**Work to complete:** Write every record out again exactly as given.

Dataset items
━━━━━━━━━━━━━━━━━━━━
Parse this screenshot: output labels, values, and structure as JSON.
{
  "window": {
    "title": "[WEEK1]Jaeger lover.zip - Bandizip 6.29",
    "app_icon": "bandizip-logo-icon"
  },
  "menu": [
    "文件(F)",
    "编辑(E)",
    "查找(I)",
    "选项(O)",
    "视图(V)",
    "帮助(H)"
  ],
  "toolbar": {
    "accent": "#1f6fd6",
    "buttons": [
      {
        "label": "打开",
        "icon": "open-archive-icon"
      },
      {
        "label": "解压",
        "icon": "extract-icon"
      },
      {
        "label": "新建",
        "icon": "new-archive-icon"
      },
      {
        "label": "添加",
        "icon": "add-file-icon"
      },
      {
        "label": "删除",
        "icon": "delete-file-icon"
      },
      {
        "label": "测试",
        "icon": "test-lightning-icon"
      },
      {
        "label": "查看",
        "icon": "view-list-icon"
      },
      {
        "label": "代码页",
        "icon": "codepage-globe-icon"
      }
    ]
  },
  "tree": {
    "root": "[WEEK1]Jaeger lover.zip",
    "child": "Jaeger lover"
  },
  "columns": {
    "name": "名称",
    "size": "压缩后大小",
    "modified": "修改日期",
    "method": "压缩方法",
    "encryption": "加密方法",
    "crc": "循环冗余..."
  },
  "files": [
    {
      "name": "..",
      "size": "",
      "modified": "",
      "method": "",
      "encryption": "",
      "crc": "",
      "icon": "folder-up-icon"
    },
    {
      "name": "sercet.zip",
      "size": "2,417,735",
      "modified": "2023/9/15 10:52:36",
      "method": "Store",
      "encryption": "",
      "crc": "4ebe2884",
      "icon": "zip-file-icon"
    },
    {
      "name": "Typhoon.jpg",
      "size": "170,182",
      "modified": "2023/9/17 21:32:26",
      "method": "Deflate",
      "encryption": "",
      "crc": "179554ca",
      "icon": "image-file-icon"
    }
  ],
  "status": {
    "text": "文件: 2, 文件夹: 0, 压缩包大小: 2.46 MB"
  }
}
━━━━━━━━━━━━━━━━━━━━
**Exercise response:**
Parse this screenshot: output labels, values, and structure as JSON.
{
  "window": {
    "title": "[WEEK1]Jaeger lover.zip - Bandizip 6.29",
    "app_icon": "bandizip-logo-icon"
  },
  "menu": [
    "文件(F)",
    "编辑(E)",
    "查找(I)",
    "选项(O)",
    "视图(V)",
    "帮助(H)"
  ],
  "toolbar": {
    "accent": "#1f6fd6",
    "buttons": [
      {
        "label": "打开",
        "icon": "open-archive-icon"
      },
      {
        "label": "解压",
        "icon": "extract-icon"
      },
      {
        "label": "新建",
        "icon": "new-archive-icon"
      },
      {
        "label": "添加",
        "icon": "add-file-icon"
      },
      {
        "label": "删除",
        "icon": "delete-file-icon"
      },
      {
        "label": "测试",
        "icon": "test-lightning-icon"
      },
      {
        "label": "查看",
        "icon": "view-list-icon"
      },
      {
        "label": "代码页",
        "icon": "codepage-globe-icon"
      }
    ]
  },
  "tree": {
    "root": "[WEEK1]Jaeger lover.zip",
    "child": "Jaeger lover"
  },
  "columns": {
    "name": "名称",
    "size": "压缩后大小",
    "modified": "修改日期",
    "method": "压缩方法",
    "encryption": "加密方法",
    "crc": "循环冗余..."
  },
  "files": [
    {
      "name": "..",
      "size": "",
      "modified": "",
      "method": "",
      "encryption": "",
      "crc": "",
      "icon": "folder-up-icon"
    },
    {
      "name": "sercet.zip",
      "size": "2,417,735",
      "modified": "2023/9/15 10:52:36",
      "method": "Store",
      "encryption": "",
      "crc": "4ebe2884",
      "icon": "zip-file-icon"
    },
    {
      "name": "Typhoon.jpg",
      "size": "170,182",
      "modified": "2023/9/17 21:32:26",
      "method": "Deflate",
      "encryption": "",
      "crc": "179554ca",
      "icon": "image-file-icon"
    }
  ],
  "status": {
    "text": "文件: 2, 文件夹: 0, 压缩包大小: 2.46 MB"
  }
}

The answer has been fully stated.